* Aim
Copy each line of the records that holds the string "sort".

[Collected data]
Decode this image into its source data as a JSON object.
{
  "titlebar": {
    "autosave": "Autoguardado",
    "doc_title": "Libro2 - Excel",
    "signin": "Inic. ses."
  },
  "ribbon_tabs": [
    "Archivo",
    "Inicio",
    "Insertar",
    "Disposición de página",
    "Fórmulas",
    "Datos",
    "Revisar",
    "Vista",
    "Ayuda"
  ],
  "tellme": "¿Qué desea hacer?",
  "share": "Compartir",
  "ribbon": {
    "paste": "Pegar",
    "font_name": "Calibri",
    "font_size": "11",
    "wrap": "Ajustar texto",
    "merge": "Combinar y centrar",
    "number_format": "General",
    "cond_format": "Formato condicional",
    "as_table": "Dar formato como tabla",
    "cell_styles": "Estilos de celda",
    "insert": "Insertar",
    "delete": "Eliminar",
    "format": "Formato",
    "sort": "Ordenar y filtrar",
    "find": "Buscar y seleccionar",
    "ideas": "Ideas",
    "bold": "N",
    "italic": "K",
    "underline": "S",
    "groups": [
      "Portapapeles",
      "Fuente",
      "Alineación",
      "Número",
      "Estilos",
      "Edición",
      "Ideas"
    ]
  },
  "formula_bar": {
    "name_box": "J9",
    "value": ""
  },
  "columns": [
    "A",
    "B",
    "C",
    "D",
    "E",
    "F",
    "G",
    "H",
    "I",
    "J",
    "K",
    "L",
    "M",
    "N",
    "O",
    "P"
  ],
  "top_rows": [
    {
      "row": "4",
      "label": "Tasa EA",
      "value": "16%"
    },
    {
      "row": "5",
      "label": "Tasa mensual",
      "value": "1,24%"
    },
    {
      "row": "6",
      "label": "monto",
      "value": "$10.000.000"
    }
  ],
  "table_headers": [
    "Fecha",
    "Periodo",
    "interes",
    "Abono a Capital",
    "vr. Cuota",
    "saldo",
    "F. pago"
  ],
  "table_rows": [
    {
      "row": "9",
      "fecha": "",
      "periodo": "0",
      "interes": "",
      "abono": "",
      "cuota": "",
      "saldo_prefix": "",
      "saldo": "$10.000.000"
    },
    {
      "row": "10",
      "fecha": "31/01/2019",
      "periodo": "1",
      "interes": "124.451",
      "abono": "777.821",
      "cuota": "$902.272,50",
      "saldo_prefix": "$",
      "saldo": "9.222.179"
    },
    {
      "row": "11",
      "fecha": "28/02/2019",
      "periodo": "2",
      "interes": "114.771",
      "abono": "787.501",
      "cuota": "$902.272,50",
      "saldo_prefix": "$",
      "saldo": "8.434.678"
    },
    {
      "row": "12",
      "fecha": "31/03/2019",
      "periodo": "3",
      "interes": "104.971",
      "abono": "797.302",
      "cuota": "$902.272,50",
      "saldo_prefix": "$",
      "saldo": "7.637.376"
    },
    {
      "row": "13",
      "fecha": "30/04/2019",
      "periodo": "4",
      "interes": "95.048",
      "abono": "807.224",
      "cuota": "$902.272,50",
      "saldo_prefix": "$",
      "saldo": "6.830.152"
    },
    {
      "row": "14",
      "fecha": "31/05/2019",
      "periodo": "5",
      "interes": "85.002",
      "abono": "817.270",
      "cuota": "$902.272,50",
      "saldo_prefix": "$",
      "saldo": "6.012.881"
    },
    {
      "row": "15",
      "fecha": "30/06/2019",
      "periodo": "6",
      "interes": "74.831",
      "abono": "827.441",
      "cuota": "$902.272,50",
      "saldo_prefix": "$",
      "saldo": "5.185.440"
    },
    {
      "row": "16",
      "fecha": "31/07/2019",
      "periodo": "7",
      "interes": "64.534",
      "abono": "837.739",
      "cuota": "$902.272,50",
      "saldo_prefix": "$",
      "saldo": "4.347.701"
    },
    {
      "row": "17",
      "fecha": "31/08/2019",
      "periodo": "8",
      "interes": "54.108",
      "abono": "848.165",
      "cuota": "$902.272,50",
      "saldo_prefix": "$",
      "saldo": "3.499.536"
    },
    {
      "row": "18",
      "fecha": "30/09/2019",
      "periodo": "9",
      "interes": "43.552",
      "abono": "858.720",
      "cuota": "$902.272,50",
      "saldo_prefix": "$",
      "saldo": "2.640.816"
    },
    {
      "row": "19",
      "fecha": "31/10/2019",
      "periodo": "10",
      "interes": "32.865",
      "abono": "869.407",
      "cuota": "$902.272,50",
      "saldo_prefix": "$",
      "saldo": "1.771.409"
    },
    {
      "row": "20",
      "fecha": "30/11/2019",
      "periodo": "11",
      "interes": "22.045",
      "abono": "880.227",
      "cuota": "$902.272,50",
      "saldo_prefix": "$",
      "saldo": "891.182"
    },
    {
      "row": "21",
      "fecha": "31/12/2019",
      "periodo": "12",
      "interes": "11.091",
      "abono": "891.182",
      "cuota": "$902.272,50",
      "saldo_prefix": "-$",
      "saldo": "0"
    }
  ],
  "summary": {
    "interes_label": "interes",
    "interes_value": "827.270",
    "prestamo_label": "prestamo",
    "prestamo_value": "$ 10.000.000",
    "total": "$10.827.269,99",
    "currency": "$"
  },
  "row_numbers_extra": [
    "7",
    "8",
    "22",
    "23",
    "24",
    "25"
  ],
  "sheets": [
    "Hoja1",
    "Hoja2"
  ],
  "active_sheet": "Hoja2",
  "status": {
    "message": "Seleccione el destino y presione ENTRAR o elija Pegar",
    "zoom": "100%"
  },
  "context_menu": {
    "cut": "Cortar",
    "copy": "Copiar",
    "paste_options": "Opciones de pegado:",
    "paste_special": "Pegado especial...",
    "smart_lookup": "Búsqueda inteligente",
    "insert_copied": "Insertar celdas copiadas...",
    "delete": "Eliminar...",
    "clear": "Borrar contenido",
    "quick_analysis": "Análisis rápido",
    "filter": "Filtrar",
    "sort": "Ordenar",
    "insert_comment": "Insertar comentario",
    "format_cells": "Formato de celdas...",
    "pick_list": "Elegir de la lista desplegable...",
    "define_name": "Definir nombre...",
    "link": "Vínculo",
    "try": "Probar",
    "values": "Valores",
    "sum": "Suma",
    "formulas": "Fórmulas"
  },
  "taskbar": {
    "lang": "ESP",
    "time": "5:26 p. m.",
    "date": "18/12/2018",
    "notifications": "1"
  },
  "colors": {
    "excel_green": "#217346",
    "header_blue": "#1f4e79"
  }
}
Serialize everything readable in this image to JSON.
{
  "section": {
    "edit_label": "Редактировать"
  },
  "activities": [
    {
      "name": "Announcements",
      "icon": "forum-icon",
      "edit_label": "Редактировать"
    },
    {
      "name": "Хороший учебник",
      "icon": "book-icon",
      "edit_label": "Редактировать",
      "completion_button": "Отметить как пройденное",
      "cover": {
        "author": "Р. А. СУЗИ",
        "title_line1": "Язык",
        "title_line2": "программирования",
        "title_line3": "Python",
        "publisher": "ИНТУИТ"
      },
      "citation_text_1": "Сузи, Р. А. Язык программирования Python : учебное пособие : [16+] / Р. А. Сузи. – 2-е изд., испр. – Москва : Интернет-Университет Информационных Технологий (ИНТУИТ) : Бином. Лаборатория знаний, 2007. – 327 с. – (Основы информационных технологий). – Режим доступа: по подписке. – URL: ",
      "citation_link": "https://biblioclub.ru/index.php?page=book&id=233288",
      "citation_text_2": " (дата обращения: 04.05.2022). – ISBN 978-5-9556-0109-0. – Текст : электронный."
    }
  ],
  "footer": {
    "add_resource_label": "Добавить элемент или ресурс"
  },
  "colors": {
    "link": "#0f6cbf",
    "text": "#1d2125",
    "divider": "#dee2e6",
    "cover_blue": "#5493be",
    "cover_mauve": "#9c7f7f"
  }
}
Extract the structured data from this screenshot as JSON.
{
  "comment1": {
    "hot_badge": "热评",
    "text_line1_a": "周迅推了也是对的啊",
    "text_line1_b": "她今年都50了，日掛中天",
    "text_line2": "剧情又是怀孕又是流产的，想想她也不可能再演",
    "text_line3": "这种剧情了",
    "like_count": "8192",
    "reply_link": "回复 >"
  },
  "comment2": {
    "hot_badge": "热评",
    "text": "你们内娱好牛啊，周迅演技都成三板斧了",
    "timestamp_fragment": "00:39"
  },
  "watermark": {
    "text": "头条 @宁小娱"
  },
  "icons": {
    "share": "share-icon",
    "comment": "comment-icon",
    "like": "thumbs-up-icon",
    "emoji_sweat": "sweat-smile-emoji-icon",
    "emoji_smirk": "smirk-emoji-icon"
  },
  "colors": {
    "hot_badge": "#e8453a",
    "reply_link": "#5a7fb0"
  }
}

* Output of the task
    "sort": "Ordenar y filtrar",
    "sort": "Ordenar",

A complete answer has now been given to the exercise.